━━━━━ Material for this exercise

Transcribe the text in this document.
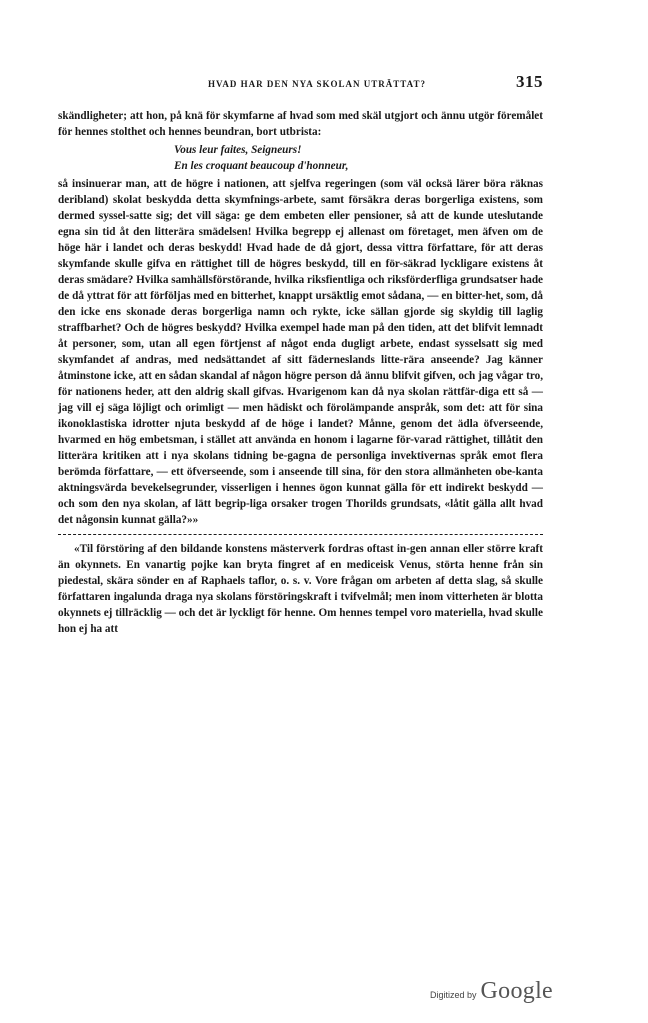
HVAD HAR DEN NYA SKOLAN UTRÄTTAT?	315

skändligheter; att hon, på knä för skymfarne af hvad som med skäl utgjort och ännu utgör föremålet för hennes stolthet och hennes beundran, bort utbrista:

Vous leur faites, Seigneurs!
En les croquant beaucoup d'honneur,

så insinuerar man, att de högre i nationen, att sjelfva regeringen (som väl ocksä lärer böra räknas deribland) skolat beskydda detta skymfnings-arbete, samt försäkra deras borgerliga existens, som dermed syssel-satte sig; det vill säga: ge dem embeten eller pensioner, så att de kunde uteslutande egna sin tid åt den litterära smädelsen! Hvilka begrepp ej allenast om företaget, men äfven om de höge här i landet och deras beskydd! Hvad hade de då gjort, dessa vittra författare, för att deras skymfande skulle gifva en rättighet till de högres beskydd, till en för-säkrad lyckligare existens åt deras smädare? Hvilka samhällsförstörande, hvilka riksfientliga och riksförderfliga grundsatser hade de då yttrat för att förföljas med en bitterhet, knappt ursäktlig emot sådana, — en bitter-het, som, då den icke ens skonade deras borgerliga namn och rykte, icke sällan gjorde sig skyldig till laglig straffbarhet? Och de högres beskydd? Hvilka exempel hade man på den tiden, att det blifvit lemnadt åt personer, som, utan all egen förtjenst af något enda dugligt arbete, endast sysselsatt sig med skymfandet af andras, med nedsättandet af sitt fäderneslands litte-rära anseende? Jag känner åtminstone icke, att en sådan skandal af någon högre person då ännu blifvit gifven, och jag vågar tro, för nationens heder, att den aldrig skall gifvas. Hvarigenom kan då nya skolan rättfär-diga ett så — jag vill ej säga löjligt och orimligt — men hädiskt och förolämpande anspråk, som det: att för sina ikonoklastiska idrotter njuta beskydd af de höge i landet? Månne, genom det ädla öfverseende, hvarmed en hög embetsman, i stället att använda en honom i lagarne för-varad rättighet, tillåtit den litterära kritiken att i nya skolans tidning be-gagna de personliga invektivernas språk emot flera berömda författare, — ett öfverseende, som i anseende till sina, för den stora allmänheten obe-kanta aktningsvärda bevekelsegrunder, visserligen i hennes ögon kunnat gälla för ett indirekt beskydd — och som den nya skolan, af lätt begrip-liga orsaker trogen Thorilds grundsats, «låtit gälla allt hvad det någonsin kunnat gälla?»»

«Til förstöring af den bildande konstens mästerverk fordras oftast in-gen annan eller större kraft än okynnets. En vanartig pojke kan bryta fingret af en mediceisk Venus, störta henne från sin piedestal, skära sönder en af Raphaels taflor, o. s. v. Vore frågan om arbeten af detta slag, så skulle författaren ingalunda draga nya skolans förstöringskraft i tvifvelmål; men inom vitterheten är blotta okynnets ej tillräcklig — och det är lyckligt för henne. Om hennes tempel voro materiella, hvad skulle hon ej ha att

Digitized by Google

━━━━━━━━━━

*Work task:* Without the pictures, return the entries exactly as they appear.

*Output below:*
Transcribe the text in this document.
HVAD HAR DEN NYA SKOLAN UTRÄTTAT?	315

skändligheter; att hon, på knä för skymfarne af hvad som med skäl utgjort och ännu utgör föremålet för hennes stolthet och hennes beundran, bort utbrista:

Vous leur faites, Seigneurs!
En les croquant beaucoup d'honneur,

så insinuerar man, att de högre i nationen, att sjelfva regeringen (som väl ocksä lärer böra räknas deribland) skolat beskydda detta skymfnings-arbete, samt försäkra deras borgerliga existens, som dermed syssel-satte sig; det vill säga: ge dem embeten eller pensioner, så att de kunde uteslutande egna sin tid åt den litterära smädelsen! Hvilka begrepp ej allenast om företaget, men äfven om de höge här i landet och deras beskydd! Hvad hade de då gjort, dessa vittra författare, för att deras skymfande skulle gifva en rättighet till de högres beskydd, till en för-säkrad lyckligare existens åt deras smädare? Hvilka samhällsförstörande, hvilka riksfientliga och riksförderfliga grundsatser hade de då yttrat för att förföljas med en bitterhet, knappt ursäktlig emot sådana, — en bitter-het, som, då den icke ens skonade deras borgerliga namn och rykte, icke sällan gjorde sig skyldig till laglig straffbarhet? Och de högres beskydd? Hvilka exempel hade man på den tiden, att det blifvit lemnadt åt personer, som, utan all egen förtjenst af något enda dugligt arbete, endast sysselsatt sig med skymfandet af andras, med nedsättandet af sitt fäderneslands litte-rära anseende? Jag känner åtminstone icke, att en sådan skandal af någon högre person då ännu blifvit gifven, och jag vågar tro, för nationens heder, att den aldrig skall gifvas. Hvarigenom kan då nya skolan rättfär-diga ett så — jag vill ej säga löjligt och orimligt — men hädiskt och förolämpande anspråk, som det: att för sina ikonoklastiska idrotter njuta beskydd af de höge i landet? Månne, genom det ädla öfverseende, hvarmed en hög embetsman, i stället att använda en honom i lagarne för-varad rättighet, tillåtit den litterära kritiken att i nya skolans tidning be-gagna de personliga invektivernas språk emot flera berömda författare, — ett öfverseende, som i anseende till sina, för den stora allmänheten obe-kanta aktningsvärda bevekelsegrunder, visserligen i hennes ögon kunnat gälla för ett indirekt beskydd — och som den nya skolan, af lätt begrip-liga orsaker trogen Thorilds grundsats, «låtit gälla allt hvad det någonsin kunnat gälla?»»

«Til förstöring af den bildande konstens mästerverk fordras oftast in-gen annan eller större kraft än okynnets. En vanartig pojke kan bryta fingret af en mediceisk Venus, störta henne från sin piedestal, skära sönder en af Raphaels taflor, o. s. v. Vore frågan om arbeten af detta slag, så skulle författaren ingalunda draga nya skolans förstöringskraft i tvifvelmål; men inom vitterheten är blotta okynnets ej tillräcklig — och det är lyckligt för henne. Om hennes tempel voro materiella, hvad skulle hon ej ha att

Digitized by Google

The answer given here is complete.